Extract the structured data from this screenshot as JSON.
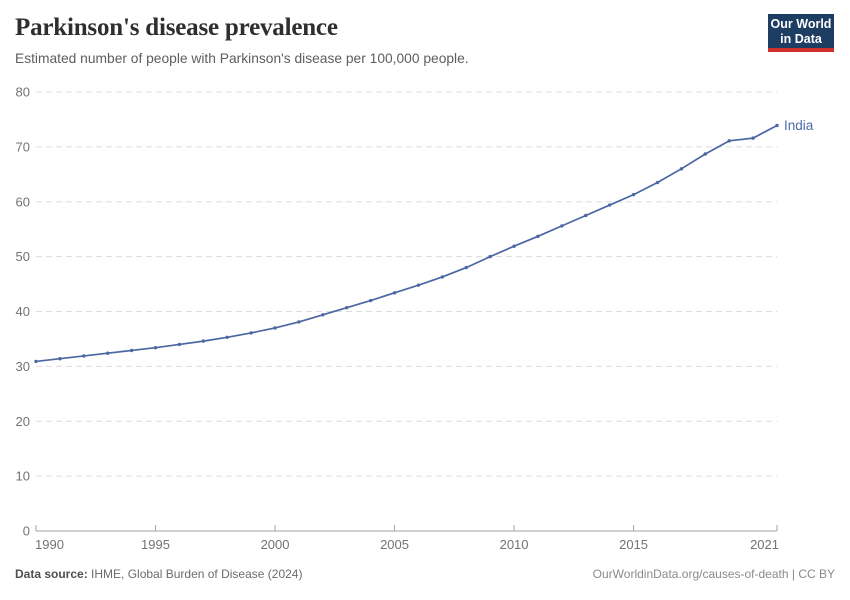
{
  "header": {
    "title": "Parkinson's disease prevalence",
    "subtitle": "Estimated number of people with Parkinson's disease per 100,000 people."
  },
  "logo": {
    "line1": "Our World",
    "line2": "in Data",
    "bg_color": "#1d3d63",
    "accent_color": "#cf302b"
  },
  "chart_data": {
    "type": "line",
    "title": "Parkinson's disease prevalence",
    "subtitle": "Estimated number of people with Parkinson's disease per 100,000 people.",
    "x": [
      1990,
      1991,
      1992,
      1993,
      1994,
      1995,
      1996,
      1997,
      1998,
      1999,
      2000,
      2001,
      2002,
      2003,
      2004,
      2005,
      2006,
      2007,
      2008,
      2009,
      2010,
      2011,
      2012,
      2013,
      2014,
      2015,
      2016,
      2017,
      2018,
      2019,
      2020,
      2021
    ],
    "series": [
      {
        "name": "India",
        "color": "#4a67a3",
        "label_color": "#4c6ca6",
        "values": [
          30.9,
          31.4,
          31.9,
          32.4,
          32.9,
          33.4,
          34.0,
          34.6,
          35.3,
          36.1,
          37.0,
          38.1,
          39.4,
          40.7,
          42.0,
          43.4,
          44.8,
          46.3,
          48.0,
          50.0,
          51.9,
          53.7,
          55.6,
          57.5,
          59.4,
          61.3,
          63.5,
          66.0,
          68.7,
          71.1,
          71.6,
          73.9
        ]
      }
    ],
    "xlim": [
      1990,
      2021
    ],
    "ylim": [
      0,
      80
    ],
    "xticks": [
      1990,
      1995,
      2000,
      2005,
      2010,
      2015,
      2021
    ],
    "yticks": [
      0,
      10,
      20,
      30,
      40,
      50,
      60,
      70,
      80
    ],
    "xlabel": "",
    "ylabel": "",
    "grid": "horizontal-dashed",
    "gridline_color": "#dcdcdc",
    "axis_color": "#a3a3a3",
    "legend_position": "end-of-line"
  },
  "footer": {
    "source_label": "Data source:",
    "source_text": " IHME, Global Burden of Disease (2024)",
    "credit": "OurWorldinData.org/causes-of-death | CC BY"
  }
}
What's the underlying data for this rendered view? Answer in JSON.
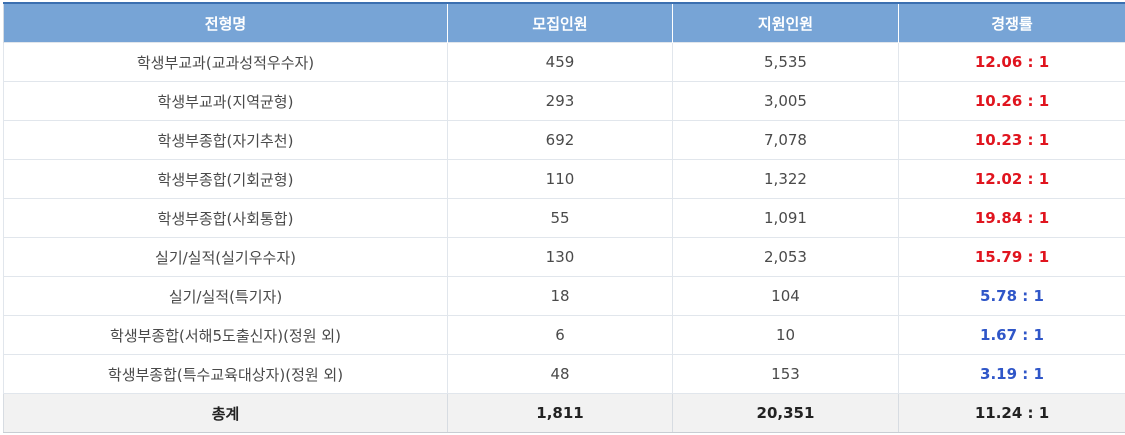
{
  "colors": {
    "header_bg": "#77a4d6",
    "top_border": "#3b6fb0",
    "ratio_high": "#e0141e",
    "ratio_low": "#2f56c8"
  },
  "table": {
    "headers": [
      "전형명",
      "모집인원",
      "지원인원",
      "경쟁률"
    ],
    "rows": [
      {
        "name": "학생부교과(교과성적우수자)",
        "quota": "459",
        "applicants": "5,535",
        "ratio": "12.06 : 1",
        "level": "high"
      },
      {
        "name": "학생부교과(지역균형)",
        "quota": "293",
        "applicants": "3,005",
        "ratio": "10.26 : 1",
        "level": "high"
      },
      {
        "name": "학생부종합(자기추천)",
        "quota": "692",
        "applicants": "7,078",
        "ratio": "10.23 : 1",
        "level": "high"
      },
      {
        "name": "학생부종합(기회균형)",
        "quota": "110",
        "applicants": "1,322",
        "ratio": "12.02 : 1",
        "level": "high"
      },
      {
        "name": "학생부종합(사회통합)",
        "quota": "55",
        "applicants": "1,091",
        "ratio": "19.84 : 1",
        "level": "high"
      },
      {
        "name": "실기/실적(실기우수자)",
        "quota": "130",
        "applicants": "2,053",
        "ratio": "15.79 : 1",
        "level": "high"
      },
      {
        "name": "실기/실적(특기자)",
        "quota": "18",
        "applicants": "104",
        "ratio": "5.78 : 1",
        "level": "low"
      },
      {
        "name": "학생부종합(서해5도출신자)(정원 외)",
        "quota": "6",
        "applicants": "10",
        "ratio": "1.67 : 1",
        "level": "low"
      },
      {
        "name": "학생부종합(특수교육대상자)(정원 외)",
        "quota": "48",
        "applicants": "153",
        "ratio": "3.19 : 1",
        "level": "low"
      }
    ],
    "total": {
      "name": "총계",
      "quota": "1,811",
      "applicants": "20,351",
      "ratio": "11.24 : 1"
    }
  }
}
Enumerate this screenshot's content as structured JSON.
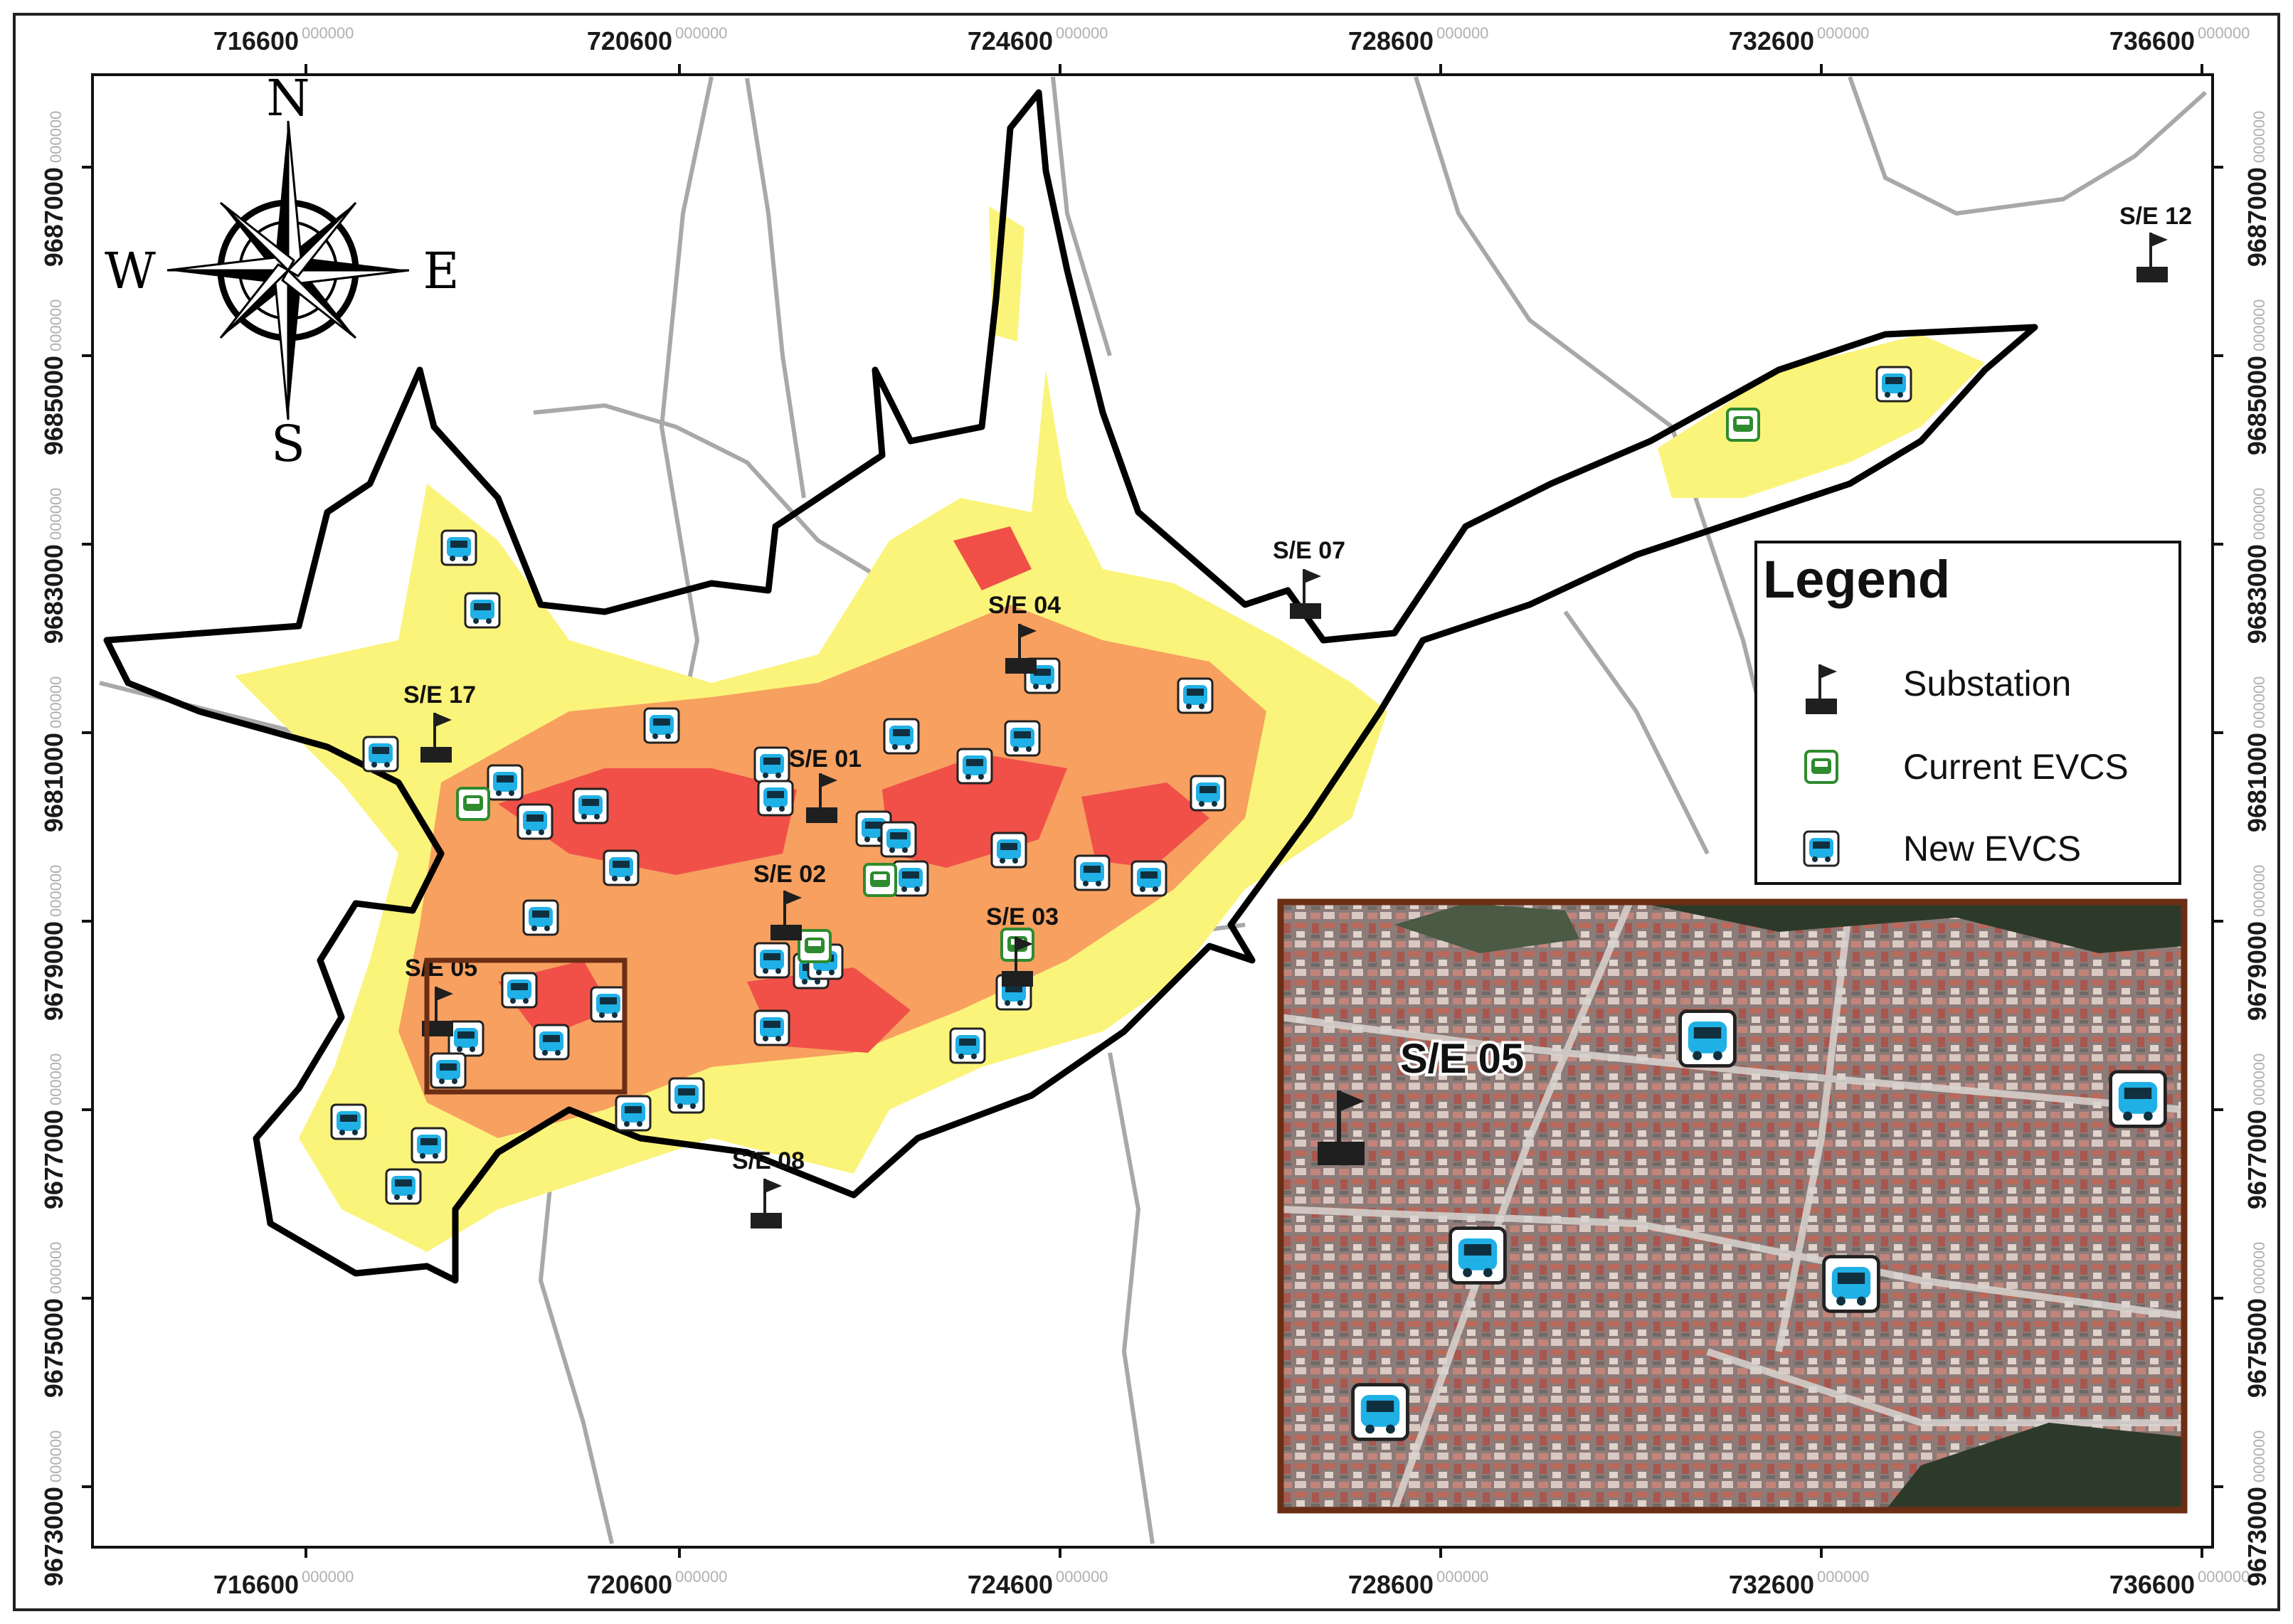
{
  "map": {
    "x_ticks": [
      {
        "main": "716600",
        "sub": "000000"
      },
      {
        "main": "720600",
        "sub": "000000"
      },
      {
        "main": "724600",
        "sub": "000000"
      },
      {
        "main": "728600",
        "sub": "000000"
      },
      {
        "main": "732600",
        "sub": "000000"
      },
      {
        "main": "736600",
        "sub": "000000"
      }
    ],
    "y_ticks": [
      {
        "main": "9687000",
        "sub": "000000"
      },
      {
        "main": "9685000",
        "sub": "000000"
      },
      {
        "main": "9683000",
        "sub": "000000"
      },
      {
        "main": "9681000",
        "sub": "000000"
      },
      {
        "main": "9679000",
        "sub": "000000"
      },
      {
        "main": "9677000",
        "sub": "000000"
      },
      {
        "main": "9675000",
        "sub": "000000"
      },
      {
        "main": "9673000",
        "sub": "000000"
      }
    ],
    "compass": {
      "north": "N",
      "south": "S",
      "east": "E",
      "west": "W"
    },
    "substations": [
      {
        "label": "S/E 01"
      },
      {
        "label": "S/E 02"
      },
      {
        "label": "S/E 03"
      },
      {
        "label": "S/E 04"
      },
      {
        "label": "S/E 05"
      },
      {
        "label": "S/E 07"
      },
      {
        "label": "S/E 08"
      },
      {
        "label": "S/E 12"
      },
      {
        "label": "S/E 17"
      }
    ],
    "legend": {
      "title": "Legend",
      "items": [
        {
          "label": "Substation",
          "icon": "flag-icon"
        },
        {
          "label": "Current EVCS",
          "icon": "current-evcs-icon",
          "color": "#2e8b2e"
        },
        {
          "label": "New EVCS",
          "icon": "new-evcs-icon",
          "color": "#1fb0e6"
        }
      ]
    },
    "inset": {
      "label": "S/E 05"
    },
    "colors": {
      "high": "#f05048",
      "medium": "#f7a060",
      "low": "#fbf47a",
      "boundary": "#000000",
      "roads": "#a8a8a8",
      "inset_frame": "#6b2e14"
    }
  }
}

■ ■ ■ ■ ■

Search the entries for the string "name" and collect each line that has it.

* Exercise output
        "name": "India",
        "name": "학생부교과(교과성적우수자)",
        "name": "학생부교과(지역균형)",
        "name": "학생부종합(자기추천)",
        "name": "학생부종합(기회균형)",
        "name": "학생부종합(사회통합)",
        "name": "실기/실적(실기우수자)",
        "name": "실기/실적(특기자)",
        "name": "학생부종합(서해5도출신자)(정원 외)",
        "name": "학생부종합(특수교육대상자)(정원 외)",
      "name": "총계",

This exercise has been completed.